## Your instructions
The records that follow need to be output exactly as they are.

Excerpts from a figure dataset

* * *

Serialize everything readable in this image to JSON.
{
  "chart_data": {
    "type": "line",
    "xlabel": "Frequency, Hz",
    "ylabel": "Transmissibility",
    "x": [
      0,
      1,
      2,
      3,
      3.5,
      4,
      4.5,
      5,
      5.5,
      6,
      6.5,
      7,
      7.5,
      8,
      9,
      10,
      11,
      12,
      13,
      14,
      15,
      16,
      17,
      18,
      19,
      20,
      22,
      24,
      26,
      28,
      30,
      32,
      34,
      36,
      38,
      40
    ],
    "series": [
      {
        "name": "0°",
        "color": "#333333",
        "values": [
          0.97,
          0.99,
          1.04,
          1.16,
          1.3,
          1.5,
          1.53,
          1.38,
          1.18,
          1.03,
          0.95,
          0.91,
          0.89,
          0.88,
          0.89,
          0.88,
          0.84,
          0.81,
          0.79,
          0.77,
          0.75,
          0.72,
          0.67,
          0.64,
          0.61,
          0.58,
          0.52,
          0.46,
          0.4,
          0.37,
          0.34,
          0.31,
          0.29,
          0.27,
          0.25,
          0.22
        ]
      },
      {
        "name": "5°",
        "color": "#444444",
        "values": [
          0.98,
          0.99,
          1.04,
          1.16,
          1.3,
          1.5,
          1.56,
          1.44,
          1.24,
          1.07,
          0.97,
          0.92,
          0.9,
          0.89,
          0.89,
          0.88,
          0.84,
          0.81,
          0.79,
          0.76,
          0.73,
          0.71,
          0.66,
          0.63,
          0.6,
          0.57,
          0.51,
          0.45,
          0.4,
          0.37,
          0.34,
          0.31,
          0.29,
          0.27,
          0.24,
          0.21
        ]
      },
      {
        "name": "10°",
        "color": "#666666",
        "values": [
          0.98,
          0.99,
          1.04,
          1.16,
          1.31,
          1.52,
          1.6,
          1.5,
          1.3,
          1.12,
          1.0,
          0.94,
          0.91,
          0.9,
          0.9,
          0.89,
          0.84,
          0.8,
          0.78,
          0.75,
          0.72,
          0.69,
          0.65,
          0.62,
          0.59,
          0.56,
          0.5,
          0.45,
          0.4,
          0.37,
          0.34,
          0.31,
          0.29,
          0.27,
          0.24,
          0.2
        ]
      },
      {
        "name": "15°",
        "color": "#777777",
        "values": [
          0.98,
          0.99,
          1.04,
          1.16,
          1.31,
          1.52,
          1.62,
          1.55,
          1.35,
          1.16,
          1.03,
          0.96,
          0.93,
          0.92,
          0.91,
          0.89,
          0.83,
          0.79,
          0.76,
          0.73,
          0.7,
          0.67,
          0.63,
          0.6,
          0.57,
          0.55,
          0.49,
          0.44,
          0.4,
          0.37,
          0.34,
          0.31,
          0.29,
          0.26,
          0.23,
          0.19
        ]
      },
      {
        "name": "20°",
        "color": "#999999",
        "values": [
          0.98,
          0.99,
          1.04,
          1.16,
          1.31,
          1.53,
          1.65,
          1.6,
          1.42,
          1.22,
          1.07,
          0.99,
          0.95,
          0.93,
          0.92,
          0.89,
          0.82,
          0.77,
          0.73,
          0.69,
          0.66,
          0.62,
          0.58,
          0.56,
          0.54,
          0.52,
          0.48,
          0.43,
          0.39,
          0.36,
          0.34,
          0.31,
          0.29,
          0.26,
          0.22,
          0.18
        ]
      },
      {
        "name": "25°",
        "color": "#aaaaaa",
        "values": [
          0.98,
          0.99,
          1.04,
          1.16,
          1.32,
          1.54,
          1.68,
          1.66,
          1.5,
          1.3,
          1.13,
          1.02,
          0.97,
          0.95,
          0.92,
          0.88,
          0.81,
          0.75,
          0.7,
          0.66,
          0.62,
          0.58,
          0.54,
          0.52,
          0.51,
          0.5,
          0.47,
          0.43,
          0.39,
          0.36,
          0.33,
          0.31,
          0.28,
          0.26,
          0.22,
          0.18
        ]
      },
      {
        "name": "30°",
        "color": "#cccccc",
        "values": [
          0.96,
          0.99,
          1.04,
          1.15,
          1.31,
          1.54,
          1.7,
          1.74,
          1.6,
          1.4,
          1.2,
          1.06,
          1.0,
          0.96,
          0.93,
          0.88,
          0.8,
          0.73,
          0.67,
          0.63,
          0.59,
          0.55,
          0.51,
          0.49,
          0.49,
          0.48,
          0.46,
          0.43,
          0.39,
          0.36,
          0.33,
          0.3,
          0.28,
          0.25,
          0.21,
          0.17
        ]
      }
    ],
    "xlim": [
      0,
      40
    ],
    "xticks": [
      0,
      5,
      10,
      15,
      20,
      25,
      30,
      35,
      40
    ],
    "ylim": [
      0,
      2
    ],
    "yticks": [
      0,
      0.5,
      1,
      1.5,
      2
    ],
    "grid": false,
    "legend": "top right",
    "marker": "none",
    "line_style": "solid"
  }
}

* * *

## Final result
Serialize everything readable in this image to JSON.
{
  "chart_data": {
    "type": "line",
    "xlabel": "Frequency, Hz",
    "ylabel": "Transmissibility",
    "x": [
      0,
      1,
      2,
      3,
      3.5,
      4,
      4.5,
      5,
      5.5,
      6,
      6.5,
      7,
      7.5,
      8,
      9,
      10,
      11,
      12,
      13,
      14,
      15,
      16,
      17,
      18,
      19,
      20,
      22,
      24,
      26,
      28,
      30,
      32,
      34,
      36,
      38,
      40
    ],
    "series": [
      {
        "name": "0°",
        "color": "#333333",
        "values": [
          0.97,
          0.99,
          1.04,
          1.16,
          1.3,
          1.5,
          1.53,
          1.38,
          1.18,
          1.03,
          0.95,
          0.91,
          0.89,
          0.88,
          0.89,
          0.88,
          0.84,
          0.81,
          0.79,
          0.77,
          0.75,
          0.72,
          0.67,
          0.64,
          0.61,
          0.58,
          0.52,
          0.46,
          0.4,
          0.37,
          0.34,
          0.31,
          0.29,
          0.27,
          0.25,
          0.22
        ]
      },
      {
        "name": "5°",
        "color": "#444444",
        "values": [
          0.98,
          0.99,
          1.04,
          1.16,
          1.3,
          1.5,
          1.56,
          1.44,
          1.24,
          1.07,
          0.97,
          0.92,
          0.9,
          0.89,
          0.89,
          0.88,
          0.84,
          0.81,
          0.79,
          0.76,
          0.73,
          0.71,
          0.66,
          0.63,
          0.6,
          0.57,
          0.51,
          0.45,
          0.4,
          0.37,
          0.34,
          0.31,
          0.29,
          0.27,
          0.24,
          0.21
        ]
      },
      {
        "name": "10°",
        "color": "#666666",
        "values": [
          0.98,
          0.99,
          1.04,
          1.16,
          1.31,
          1.52,
          1.6,
          1.5,
          1.3,
          1.12,
          1.0,
          0.94,
          0.91,
          0.9,
          0.9,
          0.89,
          0.84,
          0.8,
          0.78,
          0.75,
          0.72,
          0.69,
          0.65,
          0.62,
          0.59,
          0.56,
          0.5,
          0.45,
          0.4,
          0.37,
          0.34,
          0.31,
          0.29,
          0.27,
          0.24,
          0.2
        ]
      },
      {
        "name": "15°",
        "color": "#777777",
        "values": [
          0.98,
          0.99,
          1.04,
          1.16,
          1.31,
          1.52,
          1.62,
          1.55,
          1.35,
          1.16,
          1.03,
          0.96,
          0.93,
          0.92,
          0.91,
          0.89,
          0.83,
          0.79,
          0.76,
          0.73,
          0.7,
          0.67,
          0.63,
          0.6,
          0.57,
          0.55,
          0.49,
          0.44,
          0.4,
          0.37,
          0.34,
          0.31,
          0.29,
          0.26,
          0.23,
          0.19
        ]
      },
      {
        "name": "20°",
        "color": "#999999",
        "values": [
          0.98,
          0.99,
          1.04,
          1.16,
          1.31,
          1.53,
          1.65,
          1.6,
          1.42,
          1.22,
          1.07,
          0.99,
          0.95,
          0.93,
          0.92,
          0.89,
          0.82,
          0.77,
          0.73,
          0.69,
          0.66,
          0.62,
          0.58,
          0.56,
          0.54,
          0.52,
          0.48,
          0.43,
          0.39,
          0.36,
          0.34,
          0.31,
          0.29,
          0.26,
          0.22,
          0.18
        ]
      },
      {
        "name": "25°",
        "color": "#aaaaaa",
        "values": [
          0.98,
          0.99,
          1.04,
          1.16,
          1.32,
          1.54,
          1.68,
          1.66,
          1.5,
          1.3,
          1.13,
          1.02,
          0.97,
          0.95,
          0.92,
          0.88,
          0.81,
          0.75,
          0.7,
          0.66,
          0.62,
          0.58,
          0.54,
          0.52,
          0.51,
          0.5,
          0.47,
          0.43,
          0.39,
          0.36,
          0.33,
          0.31,
          0.28,
          0.26,
          0.22,
          0.18
        ]
      },
      {
        "name": "30°",
        "color": "#cccccc",
        "values": [
          0.96,
          0.99,
          1.04,
          1.15,
          1.31,
          1.54,
          1.7,
          1.74,
          1.6,
          1.4,
          1.2,
          1.06,
          1.0,
          0.96,
          0.93,
          0.88,
          0.8,
          0.73,
          0.67,
          0.63,
          0.59,
          0.55,
          0.51,
          0.49,
          0.49,
          0.48,
          0.46,
          0.43,
          0.39,
          0.36,
          0.33,
          0.3,
          0.28,
          0.25,
          0.21,
          0.17
        ]
      }
    ],
    "xlim": [
      0,
      40
    ],
    "xticks": [
      0,
      5,
      10,
      15,
      20,
      25,
      30,
      35,
      40
    ],
    "ylim": [
      0,
      2
    ],
    "yticks": [
      0,
      0.5,
      1,
      1.5,
      2
    ],
    "grid": false,
    "legend": "top right",
    "marker": "none",
    "line_style": "solid"
  }
}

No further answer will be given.